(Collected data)
►

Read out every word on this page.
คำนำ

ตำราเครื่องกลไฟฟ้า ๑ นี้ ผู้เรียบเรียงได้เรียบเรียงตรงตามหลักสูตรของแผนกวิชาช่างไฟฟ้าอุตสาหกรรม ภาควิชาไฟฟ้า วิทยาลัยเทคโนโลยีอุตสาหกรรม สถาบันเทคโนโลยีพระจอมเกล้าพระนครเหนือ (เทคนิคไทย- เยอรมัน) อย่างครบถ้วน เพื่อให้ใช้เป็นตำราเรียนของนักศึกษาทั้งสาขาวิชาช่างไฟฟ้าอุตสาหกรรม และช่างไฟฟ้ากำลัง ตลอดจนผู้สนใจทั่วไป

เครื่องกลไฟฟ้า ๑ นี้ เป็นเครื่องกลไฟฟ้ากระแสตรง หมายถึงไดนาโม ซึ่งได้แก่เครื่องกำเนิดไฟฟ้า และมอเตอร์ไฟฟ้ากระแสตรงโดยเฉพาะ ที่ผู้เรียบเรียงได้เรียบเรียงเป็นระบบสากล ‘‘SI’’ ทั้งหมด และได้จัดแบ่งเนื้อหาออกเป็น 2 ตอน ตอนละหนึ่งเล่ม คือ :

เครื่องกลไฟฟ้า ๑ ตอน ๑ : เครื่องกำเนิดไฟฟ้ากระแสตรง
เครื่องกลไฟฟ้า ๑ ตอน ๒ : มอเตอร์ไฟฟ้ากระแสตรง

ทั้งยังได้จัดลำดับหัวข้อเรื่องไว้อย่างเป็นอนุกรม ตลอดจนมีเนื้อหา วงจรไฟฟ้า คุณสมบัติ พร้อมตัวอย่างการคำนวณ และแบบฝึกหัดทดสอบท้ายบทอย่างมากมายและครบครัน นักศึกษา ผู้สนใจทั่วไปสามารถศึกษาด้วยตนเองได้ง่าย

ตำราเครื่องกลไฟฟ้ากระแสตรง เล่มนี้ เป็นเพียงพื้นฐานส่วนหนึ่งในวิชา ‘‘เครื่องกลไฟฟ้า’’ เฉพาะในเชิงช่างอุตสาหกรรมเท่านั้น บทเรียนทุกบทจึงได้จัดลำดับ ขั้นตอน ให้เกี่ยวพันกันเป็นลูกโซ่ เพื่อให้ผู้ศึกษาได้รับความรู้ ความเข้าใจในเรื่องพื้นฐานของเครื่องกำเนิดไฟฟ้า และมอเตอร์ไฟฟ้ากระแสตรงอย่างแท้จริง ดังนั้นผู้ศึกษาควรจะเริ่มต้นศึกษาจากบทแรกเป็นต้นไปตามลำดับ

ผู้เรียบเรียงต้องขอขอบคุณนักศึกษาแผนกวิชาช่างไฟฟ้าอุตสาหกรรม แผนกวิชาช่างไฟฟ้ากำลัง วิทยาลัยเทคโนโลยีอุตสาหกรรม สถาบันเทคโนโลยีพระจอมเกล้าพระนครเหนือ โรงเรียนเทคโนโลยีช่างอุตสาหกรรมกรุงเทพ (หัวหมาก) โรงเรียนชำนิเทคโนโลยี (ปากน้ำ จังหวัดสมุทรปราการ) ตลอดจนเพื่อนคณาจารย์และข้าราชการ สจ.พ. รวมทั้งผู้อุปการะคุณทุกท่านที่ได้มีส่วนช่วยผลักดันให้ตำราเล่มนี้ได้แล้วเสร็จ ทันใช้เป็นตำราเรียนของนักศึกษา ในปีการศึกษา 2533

◄

Set task >> Set down all of the data above, word for word.

Answer for the task >>
Read out every word on this page.
คำนำ

ตำราเครื่องกลไฟฟ้า ๑ นี้ ผู้เรียบเรียงได้เรียบเรียงตรงตามหลักสูตรของแผนกวิชาช่างไฟฟ้าอุตสาหกรรม ภาควิชาไฟฟ้า วิทยาลัยเทคโนโลยีอุตสาหกรรม สถาบันเทคโนโลยีพระจอมเกล้าพระนครเหนือ (เทคนิคไทย- เยอรมัน) อย่างครบถ้วน เพื่อให้ใช้เป็นตำราเรียนของนักศึกษาทั้งสาขาวิชาช่างไฟฟ้าอุตสาหกรรม และช่างไฟฟ้ากำลัง ตลอดจนผู้สนใจทั่วไป

เครื่องกลไฟฟ้า ๑ นี้ เป็นเครื่องกลไฟฟ้ากระแสตรง หมายถึงไดนาโม ซึ่งได้แก่เครื่องกำเนิดไฟฟ้า และมอเตอร์ไฟฟ้ากระแสตรงโดยเฉพาะ ที่ผู้เรียบเรียงได้เรียบเรียงเป็นระบบสากล ‘‘SI’’ ทั้งหมด และได้จัดแบ่งเนื้อหาออกเป็น 2 ตอน ตอนละหนึ่งเล่ม คือ :

เครื่องกลไฟฟ้า ๑ ตอน ๑ : เครื่องกำเนิดไฟฟ้ากระแสตรง
เครื่องกลไฟฟ้า ๑ ตอน ๒ : มอเตอร์ไฟฟ้ากระแสตรง

ทั้งยังได้จัดลำดับหัวข้อเรื่องไว้อย่างเป็นอนุกรม ตลอดจนมีเนื้อหา วงจรไฟฟ้า คุณสมบัติ พร้อมตัวอย่างการคำนวณ และแบบฝึกหัดทดสอบท้ายบทอย่างมากมายและครบครัน นักศึกษา ผู้สนใจทั่วไปสามารถศึกษาด้วยตนเองได้ง่าย

ตำราเครื่องกลไฟฟ้ากระแสตรง เล่มนี้ เป็นเพียงพื้นฐานส่วนหนึ่งในวิชา ‘‘เครื่องกลไฟฟ้า’’ เฉพาะในเชิงช่างอุตสาหกรรมเท่านั้น บทเรียนทุกบทจึงได้จัดลำดับ ขั้นตอน ให้เกี่ยวพันกันเป็นลูกโซ่ เพื่อให้ผู้ศึกษาได้รับความรู้ ความเข้าใจในเรื่องพื้นฐานของเครื่องกำเนิดไฟฟ้า และมอเตอร์ไฟฟ้ากระแสตรงอย่างแท้จริง ดังนั้นผู้ศึกษาควรจะเริ่มต้นศึกษาจากบทแรกเป็นต้นไปตามลำดับ

ผู้เรียบเรียงต้องขอขอบคุณนักศึกษาแผนกวิชาช่างไฟฟ้าอุตสาหกรรม แผนกวิชาช่างไฟฟ้ากำลัง วิทยาลัยเทคโนโลยีอุตสาหกรรม สถาบันเทคโนโลยีพระจอมเกล้าพระนครเหนือ โรงเรียนเทคโนโลยีช่างอุตสาหกรรมกรุงเทพ (หัวหมาก) โรงเรียนชำนิเทคโนโลยี (ปากน้ำ จังหวัดสมุทรปราการ) ตลอดจนเพื่อนคณาจารย์และข้าราชการ สจ.พ. รวมทั้งผู้อุปการะคุณทุกท่านที่ได้มีส่วนช่วยผลักดันให้ตำราเล่มนี้ได้แล้วเสร็จ ทันใช้เป็นตำราเรียนของนักศึกษา ในปีการศึกษา 2533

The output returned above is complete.